**WHAT YOU SHOULD DO**
Write out the material exactly, leaving every picture behind.

**RECORDS SUPPLIED**
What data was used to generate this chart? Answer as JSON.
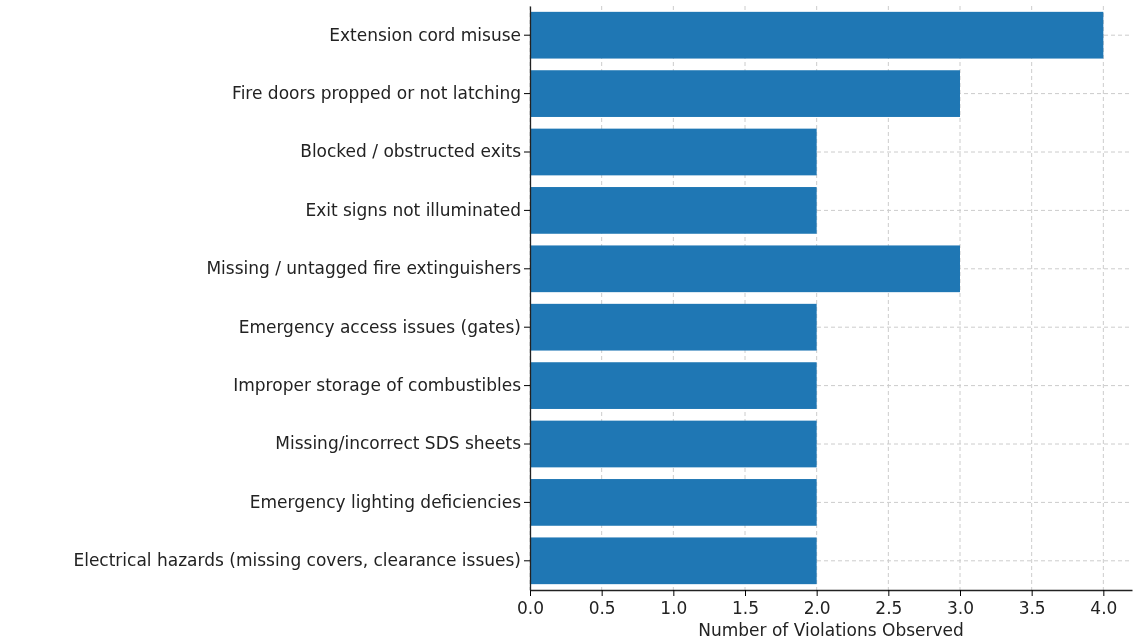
{
  "chart_data": {
    "type": "bar",
    "orientation": "horizontal",
    "xlabel": "Number of Violations Observed",
    "categories": [
      "Extension cord misuse",
      "Fire doors propped or not latching",
      "Blocked / obstructed exits",
      "Exit signs not illuminated",
      "Missing / untagged fire extinguishers",
      "Emergency access issues (gates)",
      "Improper storage of combustibles",
      "Missing/incorrect SDS sheets",
      "Emergency lighting deficiencies",
      "Electrical hazards (missing covers, clearance issues)"
    ],
    "values": [
      4,
      3,
      2,
      2,
      3,
      2,
      2,
      2,
      2,
      2
    ],
    "color": "#1f77b4",
    "xlim": [
      0,
      4.2
    ],
    "xticks": [
      {
        "value": 0,
        "label": "0.0"
      },
      {
        "value": 0.5,
        "label": "0.5"
      },
      {
        "value": 1,
        "label": "1.0"
      },
      {
        "value": 1.5,
        "label": "1.5"
      },
      {
        "value": 2,
        "label": "2.0"
      },
      {
        "value": 2.5,
        "label": "2.5"
      },
      {
        "value": 3,
        "label": "3.0"
      },
      {
        "value": 3.5,
        "label": "3.5"
      },
      {
        "value": 4,
        "label": "4.0"
      }
    ],
    "grid": true
  }
}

**SOLVED PROBLEM**
What data was used to generate this chart? Answer as JSON.
{
  "chart_data": {
    "type": "bar",
    "orientation": "horizontal",
    "xlabel": "Number of Violations Observed",
    "categories": [
      "Extension cord misuse",
      "Fire doors propped or not latching",
      "Blocked / obstructed exits",
      "Exit signs not illuminated",
      "Missing / untagged fire extinguishers",
      "Emergency access issues (gates)",
      "Improper storage of combustibles",
      "Missing/incorrect SDS sheets",
      "Emergency lighting deficiencies",
      "Electrical hazards (missing covers, clearance issues)"
    ],
    "values": [
      4,
      3,
      2,
      2,
      3,
      2,
      2,
      2,
      2,
      2
    ],
    "color": "#1f77b4",
    "xlim": [
      0,
      4.2
    ],
    "xticks": [
      {
        "value": 0,
        "label": "0.0"
      },
      {
        "value": 0.5,
        "label": "0.5"
      },
      {
        "value": 1,
        "label": "1.0"
      },
      {
        "value": 1.5,
        "label": "1.5"
      },
      {
        "value": 2,
        "label": "2.0"
      },
      {
        "value": 2.5,
        "label": "2.5"
      },
      {
        "value": 3,
        "label": "3.0"
      },
      {
        "value": 3.5,
        "label": "3.5"
      },
      {
        "value": 4,
        "label": "4.0"
      }
    ],
    "grid": true
  }
}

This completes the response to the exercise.